# Start of GIVEN RECORDS

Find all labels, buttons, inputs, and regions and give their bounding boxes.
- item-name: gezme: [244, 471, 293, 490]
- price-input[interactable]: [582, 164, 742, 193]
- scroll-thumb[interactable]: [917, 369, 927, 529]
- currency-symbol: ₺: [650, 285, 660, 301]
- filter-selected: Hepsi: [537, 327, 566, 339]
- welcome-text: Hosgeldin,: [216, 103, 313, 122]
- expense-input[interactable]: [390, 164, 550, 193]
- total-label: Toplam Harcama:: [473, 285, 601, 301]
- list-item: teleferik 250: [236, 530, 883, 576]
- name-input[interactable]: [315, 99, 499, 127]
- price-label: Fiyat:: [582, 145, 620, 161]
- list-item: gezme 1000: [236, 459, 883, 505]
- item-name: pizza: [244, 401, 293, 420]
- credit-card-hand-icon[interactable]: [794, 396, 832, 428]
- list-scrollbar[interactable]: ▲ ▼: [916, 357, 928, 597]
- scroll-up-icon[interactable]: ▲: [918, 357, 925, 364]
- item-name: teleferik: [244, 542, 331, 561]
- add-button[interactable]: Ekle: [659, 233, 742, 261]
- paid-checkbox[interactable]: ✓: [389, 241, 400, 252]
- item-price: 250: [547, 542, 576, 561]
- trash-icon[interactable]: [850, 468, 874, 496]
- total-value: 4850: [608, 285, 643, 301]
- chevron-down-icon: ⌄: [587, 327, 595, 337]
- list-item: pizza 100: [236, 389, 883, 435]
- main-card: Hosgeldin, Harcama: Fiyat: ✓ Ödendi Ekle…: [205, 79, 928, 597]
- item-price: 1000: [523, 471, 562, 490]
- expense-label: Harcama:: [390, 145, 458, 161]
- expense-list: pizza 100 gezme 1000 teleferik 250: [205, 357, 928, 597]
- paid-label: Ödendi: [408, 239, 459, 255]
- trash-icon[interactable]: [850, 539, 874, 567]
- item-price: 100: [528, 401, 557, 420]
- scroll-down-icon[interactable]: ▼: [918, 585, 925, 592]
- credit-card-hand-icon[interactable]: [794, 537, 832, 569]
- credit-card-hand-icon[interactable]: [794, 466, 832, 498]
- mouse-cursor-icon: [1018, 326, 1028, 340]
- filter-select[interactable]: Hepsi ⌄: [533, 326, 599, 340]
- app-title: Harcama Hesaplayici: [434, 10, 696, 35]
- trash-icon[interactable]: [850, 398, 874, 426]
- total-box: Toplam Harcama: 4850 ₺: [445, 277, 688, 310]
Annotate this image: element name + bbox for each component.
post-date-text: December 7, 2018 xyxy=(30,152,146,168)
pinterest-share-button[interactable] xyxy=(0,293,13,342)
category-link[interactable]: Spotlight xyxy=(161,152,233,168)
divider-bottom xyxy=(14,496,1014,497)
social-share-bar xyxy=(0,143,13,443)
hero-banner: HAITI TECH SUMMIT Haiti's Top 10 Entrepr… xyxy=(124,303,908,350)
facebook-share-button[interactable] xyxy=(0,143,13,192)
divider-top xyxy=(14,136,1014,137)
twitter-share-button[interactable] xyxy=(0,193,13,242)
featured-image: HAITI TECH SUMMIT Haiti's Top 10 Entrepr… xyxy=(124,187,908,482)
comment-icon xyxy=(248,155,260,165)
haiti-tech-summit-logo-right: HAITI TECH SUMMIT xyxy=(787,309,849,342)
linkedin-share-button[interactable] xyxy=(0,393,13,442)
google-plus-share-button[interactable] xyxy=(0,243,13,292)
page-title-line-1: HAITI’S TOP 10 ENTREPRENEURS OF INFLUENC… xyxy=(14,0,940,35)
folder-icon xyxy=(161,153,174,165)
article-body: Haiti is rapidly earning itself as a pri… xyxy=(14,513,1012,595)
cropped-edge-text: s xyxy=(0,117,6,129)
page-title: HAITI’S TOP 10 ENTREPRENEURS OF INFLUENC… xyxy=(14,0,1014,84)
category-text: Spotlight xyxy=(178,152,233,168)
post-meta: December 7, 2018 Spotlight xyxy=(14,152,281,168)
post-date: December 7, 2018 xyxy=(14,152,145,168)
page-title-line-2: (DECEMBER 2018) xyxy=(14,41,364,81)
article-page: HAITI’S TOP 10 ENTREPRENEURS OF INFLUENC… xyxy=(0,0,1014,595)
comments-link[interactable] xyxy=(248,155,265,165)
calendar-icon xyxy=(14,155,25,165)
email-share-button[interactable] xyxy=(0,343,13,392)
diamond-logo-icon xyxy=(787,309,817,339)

# End of GIVEN RECORDS

GOAL: Copy word for word everything from the first line of the listing down to the line containing "- trash-icon[interactable]: [850, 468, 874, 496]", including both of those lines.

REPLY:
Find all labels, buttons, inputs, and regions and give their bounding boxes.
- item-name: gezme: [244, 471, 293, 490]
- price-input[interactable]: [582, 164, 742, 193]
- scroll-thumb[interactable]: [917, 369, 927, 529]
- currency-symbol: ₺: [650, 285, 660, 301]
- filter-selected: Hepsi: [537, 327, 566, 339]
- welcome-text: Hosgeldin,: [216, 103, 313, 122]
- expense-input[interactable]: [390, 164, 550, 193]
- total-label: Toplam Harcama:: [473, 285, 601, 301]
- list-item: teleferik 250: [236, 530, 883, 576]
- name-input[interactable]: [315, 99, 499, 127]
- price-label: Fiyat:: [582, 145, 620, 161]
- list-item: gezme 1000: [236, 459, 883, 505]
- item-name: pizza: [244, 401, 293, 420]
- credit-card-hand-icon[interactable]: [794, 396, 832, 428]
- list-scrollbar[interactable]: ▲ ▼: [916, 357, 928, 597]
- scroll-up-icon[interactable]: ▲: [918, 357, 925, 364]
- item-name: teleferik: [244, 542, 331, 561]
- add-button[interactable]: Ekle: [659, 233, 742, 261]
- paid-checkbox[interactable]: ✓: [389, 241, 400, 252]
- item-price: 250: [547, 542, 576, 561]
- trash-icon[interactable]: [850, 468, 874, 496]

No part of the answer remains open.